__Objective__. Output every line of the entries from the line containing "What does this" through the last, exactly, with no other content.

═══ Records provided ═══

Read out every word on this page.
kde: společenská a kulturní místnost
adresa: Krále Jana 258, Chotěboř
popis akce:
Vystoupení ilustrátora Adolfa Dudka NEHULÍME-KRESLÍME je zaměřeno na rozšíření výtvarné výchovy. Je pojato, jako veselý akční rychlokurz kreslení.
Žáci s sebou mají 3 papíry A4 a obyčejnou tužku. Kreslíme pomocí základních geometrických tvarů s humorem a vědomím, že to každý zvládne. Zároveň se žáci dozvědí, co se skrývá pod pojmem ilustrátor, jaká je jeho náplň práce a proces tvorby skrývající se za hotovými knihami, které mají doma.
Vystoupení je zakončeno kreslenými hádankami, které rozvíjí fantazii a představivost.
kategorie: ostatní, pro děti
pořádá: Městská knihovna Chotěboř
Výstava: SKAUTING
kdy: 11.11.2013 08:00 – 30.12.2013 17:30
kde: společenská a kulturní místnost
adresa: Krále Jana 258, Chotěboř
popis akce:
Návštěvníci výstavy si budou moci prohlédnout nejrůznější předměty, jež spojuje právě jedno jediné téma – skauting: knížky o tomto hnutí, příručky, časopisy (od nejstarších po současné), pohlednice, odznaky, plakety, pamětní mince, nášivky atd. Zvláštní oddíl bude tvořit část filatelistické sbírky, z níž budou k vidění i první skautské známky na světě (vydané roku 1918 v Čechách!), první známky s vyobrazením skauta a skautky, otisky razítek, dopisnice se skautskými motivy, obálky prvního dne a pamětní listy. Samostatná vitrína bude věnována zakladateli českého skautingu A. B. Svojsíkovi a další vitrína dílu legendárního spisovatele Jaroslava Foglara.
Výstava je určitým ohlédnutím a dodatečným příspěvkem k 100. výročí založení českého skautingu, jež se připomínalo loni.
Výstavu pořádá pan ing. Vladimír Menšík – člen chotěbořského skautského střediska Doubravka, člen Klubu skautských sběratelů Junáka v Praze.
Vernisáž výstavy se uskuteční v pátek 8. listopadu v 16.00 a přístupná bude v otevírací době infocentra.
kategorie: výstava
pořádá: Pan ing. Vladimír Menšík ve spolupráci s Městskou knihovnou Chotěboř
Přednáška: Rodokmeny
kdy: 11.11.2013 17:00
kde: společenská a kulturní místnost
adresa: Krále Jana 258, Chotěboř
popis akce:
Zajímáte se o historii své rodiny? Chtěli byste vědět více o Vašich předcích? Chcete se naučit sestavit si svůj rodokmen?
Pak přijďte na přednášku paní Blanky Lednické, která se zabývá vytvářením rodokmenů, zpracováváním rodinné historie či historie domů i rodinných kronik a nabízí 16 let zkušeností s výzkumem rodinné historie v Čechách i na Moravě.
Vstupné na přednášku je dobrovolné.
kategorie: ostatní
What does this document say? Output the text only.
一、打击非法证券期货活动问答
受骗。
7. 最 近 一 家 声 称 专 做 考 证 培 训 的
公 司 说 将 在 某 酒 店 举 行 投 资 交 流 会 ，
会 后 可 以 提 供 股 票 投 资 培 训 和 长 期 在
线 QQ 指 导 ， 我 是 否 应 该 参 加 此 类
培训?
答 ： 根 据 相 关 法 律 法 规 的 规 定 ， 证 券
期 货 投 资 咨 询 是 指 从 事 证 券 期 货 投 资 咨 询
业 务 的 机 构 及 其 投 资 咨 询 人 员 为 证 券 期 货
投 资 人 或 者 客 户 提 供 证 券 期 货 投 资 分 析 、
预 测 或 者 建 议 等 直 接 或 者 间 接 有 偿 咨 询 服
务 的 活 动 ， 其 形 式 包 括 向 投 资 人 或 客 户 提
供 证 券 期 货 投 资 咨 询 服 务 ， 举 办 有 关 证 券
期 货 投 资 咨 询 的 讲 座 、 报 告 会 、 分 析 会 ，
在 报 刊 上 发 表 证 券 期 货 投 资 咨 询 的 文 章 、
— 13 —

═══

__Result of the task__.
What does this document say? Output the text only.
一、打击非法证券期货活动问答
受骗。
7. 最 近 一 家 声 称 专 做 考 证 培 训 的
公 司 说 将 在 某 酒 店 举 行 投 资 交 流 会 ，
会 后 可 以 提 供 股 票 投 资 培 训 和 长 期 在
线 QQ 指 导 ， 我 是 否 应 该 参 加 此 类
培训?
答 ： 根 据 相 关 法 律 法 规 的 规 定 ， 证 券
期 货 投 资 咨 询 是 指 从 事 证 券 期 货 投 资 咨 询
业 务 的 机 构 及 其 投 资 咨 询 人 员 为 证 券 期 货
投 资 人 或 者 客 户 提 供 证 券 期 货 投 资 分 析 、
预 测 或 者 建 议 等 直 接 或 者 间 接 有 偿 咨 询 服
务 的 活 动 ， 其 形 式 包 括 向 投 资 人 或 客 户 提
供 证 券 期 货 投 资 咨 询 服 务 ， 举 办 有 关 证 券
期 货 投 资 咨 询 的 讲 座 、 报 告 会 、 分 析 会 ，
在 报 刊 上 发 表 证 券 期 货 投 资 咨 询 的 文 章 、
— 13 —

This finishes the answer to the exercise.